◆ Data listing ◆

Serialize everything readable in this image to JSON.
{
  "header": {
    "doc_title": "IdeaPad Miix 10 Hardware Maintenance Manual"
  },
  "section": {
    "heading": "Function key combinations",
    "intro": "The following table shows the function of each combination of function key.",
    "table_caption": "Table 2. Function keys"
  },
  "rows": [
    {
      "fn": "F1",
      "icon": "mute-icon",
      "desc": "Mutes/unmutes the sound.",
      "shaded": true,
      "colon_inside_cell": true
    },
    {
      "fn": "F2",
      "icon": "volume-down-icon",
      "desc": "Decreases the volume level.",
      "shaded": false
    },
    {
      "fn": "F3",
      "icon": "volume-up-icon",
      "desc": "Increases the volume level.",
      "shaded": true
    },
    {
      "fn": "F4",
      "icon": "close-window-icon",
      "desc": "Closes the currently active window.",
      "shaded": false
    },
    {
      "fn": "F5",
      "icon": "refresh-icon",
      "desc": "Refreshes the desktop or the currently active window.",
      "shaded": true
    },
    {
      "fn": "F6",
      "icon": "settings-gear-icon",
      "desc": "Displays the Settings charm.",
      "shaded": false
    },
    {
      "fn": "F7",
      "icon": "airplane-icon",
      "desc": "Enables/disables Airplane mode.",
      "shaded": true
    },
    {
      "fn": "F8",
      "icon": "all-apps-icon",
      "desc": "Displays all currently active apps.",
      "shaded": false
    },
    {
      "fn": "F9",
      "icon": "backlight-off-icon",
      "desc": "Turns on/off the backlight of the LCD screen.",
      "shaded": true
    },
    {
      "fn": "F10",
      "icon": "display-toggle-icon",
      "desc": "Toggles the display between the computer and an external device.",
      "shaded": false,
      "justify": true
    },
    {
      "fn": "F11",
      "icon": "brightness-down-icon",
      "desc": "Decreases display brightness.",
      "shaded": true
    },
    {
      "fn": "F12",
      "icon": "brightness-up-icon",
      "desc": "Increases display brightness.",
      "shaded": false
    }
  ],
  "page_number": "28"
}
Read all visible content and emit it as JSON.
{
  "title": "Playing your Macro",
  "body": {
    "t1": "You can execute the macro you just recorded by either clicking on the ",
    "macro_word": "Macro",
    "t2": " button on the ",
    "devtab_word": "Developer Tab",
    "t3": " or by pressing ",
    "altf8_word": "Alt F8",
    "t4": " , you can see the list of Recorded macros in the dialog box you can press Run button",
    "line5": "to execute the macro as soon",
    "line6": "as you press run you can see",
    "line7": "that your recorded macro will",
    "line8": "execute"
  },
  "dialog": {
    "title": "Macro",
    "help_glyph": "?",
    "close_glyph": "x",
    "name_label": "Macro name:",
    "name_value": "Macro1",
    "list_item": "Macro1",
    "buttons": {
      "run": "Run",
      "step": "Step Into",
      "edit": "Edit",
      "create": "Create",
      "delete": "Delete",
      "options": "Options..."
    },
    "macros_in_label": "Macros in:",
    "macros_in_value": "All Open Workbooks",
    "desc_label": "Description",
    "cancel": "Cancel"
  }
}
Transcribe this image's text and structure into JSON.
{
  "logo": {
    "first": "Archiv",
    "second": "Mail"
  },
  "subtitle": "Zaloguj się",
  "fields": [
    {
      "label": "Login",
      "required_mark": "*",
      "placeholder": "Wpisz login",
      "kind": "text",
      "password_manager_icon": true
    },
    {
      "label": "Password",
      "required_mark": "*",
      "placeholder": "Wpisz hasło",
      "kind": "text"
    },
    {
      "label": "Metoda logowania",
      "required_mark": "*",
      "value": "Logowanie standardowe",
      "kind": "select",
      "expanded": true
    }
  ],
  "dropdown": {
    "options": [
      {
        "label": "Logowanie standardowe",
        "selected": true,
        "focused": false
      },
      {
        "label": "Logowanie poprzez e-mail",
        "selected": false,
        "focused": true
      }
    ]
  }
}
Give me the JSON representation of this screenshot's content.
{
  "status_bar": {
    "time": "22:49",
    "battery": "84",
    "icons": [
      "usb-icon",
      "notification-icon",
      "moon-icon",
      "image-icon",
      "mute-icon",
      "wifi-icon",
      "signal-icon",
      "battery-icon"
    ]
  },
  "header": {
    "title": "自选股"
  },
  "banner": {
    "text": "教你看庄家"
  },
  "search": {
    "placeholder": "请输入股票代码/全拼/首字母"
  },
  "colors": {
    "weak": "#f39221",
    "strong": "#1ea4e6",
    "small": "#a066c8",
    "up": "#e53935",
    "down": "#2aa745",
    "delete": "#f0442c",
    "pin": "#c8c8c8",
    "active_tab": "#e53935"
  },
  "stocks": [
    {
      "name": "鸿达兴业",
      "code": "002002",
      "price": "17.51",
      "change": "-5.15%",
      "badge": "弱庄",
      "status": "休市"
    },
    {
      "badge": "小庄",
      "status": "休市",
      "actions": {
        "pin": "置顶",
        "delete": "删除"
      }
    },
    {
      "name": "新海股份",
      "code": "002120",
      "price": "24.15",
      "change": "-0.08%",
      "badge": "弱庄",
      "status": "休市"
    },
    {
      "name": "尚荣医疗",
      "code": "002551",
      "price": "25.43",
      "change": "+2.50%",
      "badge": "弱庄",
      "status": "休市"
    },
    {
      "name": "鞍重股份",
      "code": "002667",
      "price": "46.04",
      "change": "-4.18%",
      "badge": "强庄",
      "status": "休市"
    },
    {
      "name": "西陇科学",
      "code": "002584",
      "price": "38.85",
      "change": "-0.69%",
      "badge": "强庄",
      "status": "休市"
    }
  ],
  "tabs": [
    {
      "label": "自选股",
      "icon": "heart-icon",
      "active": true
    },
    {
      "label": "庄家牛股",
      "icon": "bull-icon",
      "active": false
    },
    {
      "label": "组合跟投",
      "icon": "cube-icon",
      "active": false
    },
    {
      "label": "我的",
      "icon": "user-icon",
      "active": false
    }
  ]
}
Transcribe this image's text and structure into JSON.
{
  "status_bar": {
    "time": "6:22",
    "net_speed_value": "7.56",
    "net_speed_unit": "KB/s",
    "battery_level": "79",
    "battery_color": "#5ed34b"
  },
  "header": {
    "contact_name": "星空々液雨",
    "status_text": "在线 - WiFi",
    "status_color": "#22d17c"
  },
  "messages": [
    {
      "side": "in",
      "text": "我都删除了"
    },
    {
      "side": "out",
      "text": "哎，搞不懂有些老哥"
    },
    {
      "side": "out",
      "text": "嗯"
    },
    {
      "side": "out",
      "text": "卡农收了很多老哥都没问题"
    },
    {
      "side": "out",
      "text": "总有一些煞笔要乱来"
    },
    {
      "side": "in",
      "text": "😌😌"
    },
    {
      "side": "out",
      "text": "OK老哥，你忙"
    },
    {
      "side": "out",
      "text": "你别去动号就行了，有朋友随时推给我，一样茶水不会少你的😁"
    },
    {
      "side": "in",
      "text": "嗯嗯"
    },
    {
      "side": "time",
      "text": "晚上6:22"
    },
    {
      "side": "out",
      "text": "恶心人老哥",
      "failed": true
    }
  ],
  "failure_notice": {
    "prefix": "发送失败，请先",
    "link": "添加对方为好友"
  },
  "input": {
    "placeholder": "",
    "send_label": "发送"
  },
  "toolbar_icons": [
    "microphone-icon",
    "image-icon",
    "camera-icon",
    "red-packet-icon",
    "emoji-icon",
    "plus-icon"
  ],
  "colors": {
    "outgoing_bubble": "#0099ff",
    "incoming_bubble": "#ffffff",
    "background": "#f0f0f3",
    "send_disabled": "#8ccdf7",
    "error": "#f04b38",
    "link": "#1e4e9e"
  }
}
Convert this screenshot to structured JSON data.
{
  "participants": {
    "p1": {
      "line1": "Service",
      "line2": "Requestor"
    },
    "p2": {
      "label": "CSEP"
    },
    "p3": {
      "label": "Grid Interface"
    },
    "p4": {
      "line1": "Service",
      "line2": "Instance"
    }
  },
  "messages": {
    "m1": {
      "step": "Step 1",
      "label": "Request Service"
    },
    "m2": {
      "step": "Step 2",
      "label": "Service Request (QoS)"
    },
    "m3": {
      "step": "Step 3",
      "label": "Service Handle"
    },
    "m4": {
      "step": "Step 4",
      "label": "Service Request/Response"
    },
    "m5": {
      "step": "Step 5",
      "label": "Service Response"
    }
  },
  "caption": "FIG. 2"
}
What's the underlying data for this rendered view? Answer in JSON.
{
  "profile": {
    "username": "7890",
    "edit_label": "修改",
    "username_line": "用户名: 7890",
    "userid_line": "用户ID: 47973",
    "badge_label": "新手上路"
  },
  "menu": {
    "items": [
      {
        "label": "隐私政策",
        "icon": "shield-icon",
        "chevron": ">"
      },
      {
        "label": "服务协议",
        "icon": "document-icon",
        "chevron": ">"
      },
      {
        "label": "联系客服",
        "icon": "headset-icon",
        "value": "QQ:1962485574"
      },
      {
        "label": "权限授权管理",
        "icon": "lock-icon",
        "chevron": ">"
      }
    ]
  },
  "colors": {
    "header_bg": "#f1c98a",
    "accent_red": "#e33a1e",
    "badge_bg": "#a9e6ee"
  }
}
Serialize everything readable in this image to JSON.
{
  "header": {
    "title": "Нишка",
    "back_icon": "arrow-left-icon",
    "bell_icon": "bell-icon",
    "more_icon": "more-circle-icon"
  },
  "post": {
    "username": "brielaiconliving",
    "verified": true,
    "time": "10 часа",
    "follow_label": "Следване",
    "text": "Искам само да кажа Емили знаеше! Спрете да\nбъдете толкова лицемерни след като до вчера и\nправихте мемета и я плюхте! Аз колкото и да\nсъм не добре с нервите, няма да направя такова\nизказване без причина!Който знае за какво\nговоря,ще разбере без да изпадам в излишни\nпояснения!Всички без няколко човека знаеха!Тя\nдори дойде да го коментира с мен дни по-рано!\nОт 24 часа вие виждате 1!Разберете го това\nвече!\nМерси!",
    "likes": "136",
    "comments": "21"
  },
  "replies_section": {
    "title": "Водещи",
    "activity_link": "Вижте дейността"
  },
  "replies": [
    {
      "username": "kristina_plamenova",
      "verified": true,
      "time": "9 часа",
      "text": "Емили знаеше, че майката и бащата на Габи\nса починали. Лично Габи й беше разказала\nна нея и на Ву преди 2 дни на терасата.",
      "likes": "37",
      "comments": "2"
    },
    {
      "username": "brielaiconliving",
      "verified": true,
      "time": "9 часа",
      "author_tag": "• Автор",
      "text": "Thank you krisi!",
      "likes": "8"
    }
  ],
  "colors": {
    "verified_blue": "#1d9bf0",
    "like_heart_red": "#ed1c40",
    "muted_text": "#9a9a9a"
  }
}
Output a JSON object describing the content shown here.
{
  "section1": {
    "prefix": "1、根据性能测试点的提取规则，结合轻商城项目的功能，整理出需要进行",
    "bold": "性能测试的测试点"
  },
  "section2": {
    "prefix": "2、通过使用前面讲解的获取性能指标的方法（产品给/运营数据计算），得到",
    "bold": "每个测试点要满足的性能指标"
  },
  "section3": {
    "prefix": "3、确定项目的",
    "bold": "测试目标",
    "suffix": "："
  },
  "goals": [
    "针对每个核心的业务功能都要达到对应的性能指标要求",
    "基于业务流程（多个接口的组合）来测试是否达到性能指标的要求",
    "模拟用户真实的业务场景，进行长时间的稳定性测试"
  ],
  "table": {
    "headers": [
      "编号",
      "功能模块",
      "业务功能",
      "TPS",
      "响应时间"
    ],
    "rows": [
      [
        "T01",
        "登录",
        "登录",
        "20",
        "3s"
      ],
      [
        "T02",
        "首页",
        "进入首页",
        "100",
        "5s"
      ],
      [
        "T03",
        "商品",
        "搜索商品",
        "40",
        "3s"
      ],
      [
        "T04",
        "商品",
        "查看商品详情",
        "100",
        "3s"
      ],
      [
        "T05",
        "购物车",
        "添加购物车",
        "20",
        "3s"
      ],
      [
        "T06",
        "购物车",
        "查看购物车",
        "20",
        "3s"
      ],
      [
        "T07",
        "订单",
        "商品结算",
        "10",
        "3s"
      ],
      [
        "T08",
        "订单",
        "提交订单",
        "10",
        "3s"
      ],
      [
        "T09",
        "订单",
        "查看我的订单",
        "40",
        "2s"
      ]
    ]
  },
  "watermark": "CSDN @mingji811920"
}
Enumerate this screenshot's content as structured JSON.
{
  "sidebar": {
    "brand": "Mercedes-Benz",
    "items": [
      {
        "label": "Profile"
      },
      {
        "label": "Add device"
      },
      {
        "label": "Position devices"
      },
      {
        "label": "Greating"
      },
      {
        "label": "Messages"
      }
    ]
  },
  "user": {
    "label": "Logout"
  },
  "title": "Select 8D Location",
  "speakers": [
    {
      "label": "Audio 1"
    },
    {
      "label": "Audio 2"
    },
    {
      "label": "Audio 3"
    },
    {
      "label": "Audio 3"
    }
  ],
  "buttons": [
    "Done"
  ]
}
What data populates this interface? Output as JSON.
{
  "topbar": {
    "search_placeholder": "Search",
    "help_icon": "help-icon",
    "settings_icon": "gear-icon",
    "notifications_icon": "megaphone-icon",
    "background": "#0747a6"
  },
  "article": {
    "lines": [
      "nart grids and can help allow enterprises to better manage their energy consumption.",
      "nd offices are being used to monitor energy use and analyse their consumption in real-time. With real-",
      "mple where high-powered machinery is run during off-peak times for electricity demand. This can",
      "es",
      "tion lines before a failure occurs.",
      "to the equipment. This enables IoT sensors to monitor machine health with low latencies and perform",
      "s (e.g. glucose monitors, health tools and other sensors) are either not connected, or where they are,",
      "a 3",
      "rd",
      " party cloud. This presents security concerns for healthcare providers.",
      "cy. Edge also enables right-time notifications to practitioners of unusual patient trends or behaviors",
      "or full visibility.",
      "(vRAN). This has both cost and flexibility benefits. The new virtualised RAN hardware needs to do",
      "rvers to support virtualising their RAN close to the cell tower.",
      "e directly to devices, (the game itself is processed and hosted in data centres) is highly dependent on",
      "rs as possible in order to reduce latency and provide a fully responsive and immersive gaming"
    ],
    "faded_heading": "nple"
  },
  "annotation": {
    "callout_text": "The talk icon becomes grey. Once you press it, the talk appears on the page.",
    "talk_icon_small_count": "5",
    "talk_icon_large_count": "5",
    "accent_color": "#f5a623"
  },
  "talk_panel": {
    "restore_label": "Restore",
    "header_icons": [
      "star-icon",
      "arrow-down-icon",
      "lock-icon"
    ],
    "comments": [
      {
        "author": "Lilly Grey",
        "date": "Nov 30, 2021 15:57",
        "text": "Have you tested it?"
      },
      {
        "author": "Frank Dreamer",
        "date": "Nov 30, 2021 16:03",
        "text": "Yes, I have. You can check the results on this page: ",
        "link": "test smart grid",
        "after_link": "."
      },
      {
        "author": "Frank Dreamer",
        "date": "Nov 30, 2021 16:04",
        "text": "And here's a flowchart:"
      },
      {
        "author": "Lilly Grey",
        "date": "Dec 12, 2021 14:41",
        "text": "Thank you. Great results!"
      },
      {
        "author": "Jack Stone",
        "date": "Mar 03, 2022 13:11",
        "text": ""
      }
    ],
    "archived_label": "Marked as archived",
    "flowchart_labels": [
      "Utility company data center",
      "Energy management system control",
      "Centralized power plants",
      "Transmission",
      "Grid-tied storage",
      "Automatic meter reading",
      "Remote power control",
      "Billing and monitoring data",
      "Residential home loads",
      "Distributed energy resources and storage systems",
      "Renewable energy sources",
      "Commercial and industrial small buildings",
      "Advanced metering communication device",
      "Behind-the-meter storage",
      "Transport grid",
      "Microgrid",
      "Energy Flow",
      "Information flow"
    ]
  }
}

◆ Short task ◆
Locate the word "Displays" in the entries, and copy every line where it is found.

◆ The result ◆
      "desc": "Displays the Settings charm.",
      "desc": "Displays all currently active apps.",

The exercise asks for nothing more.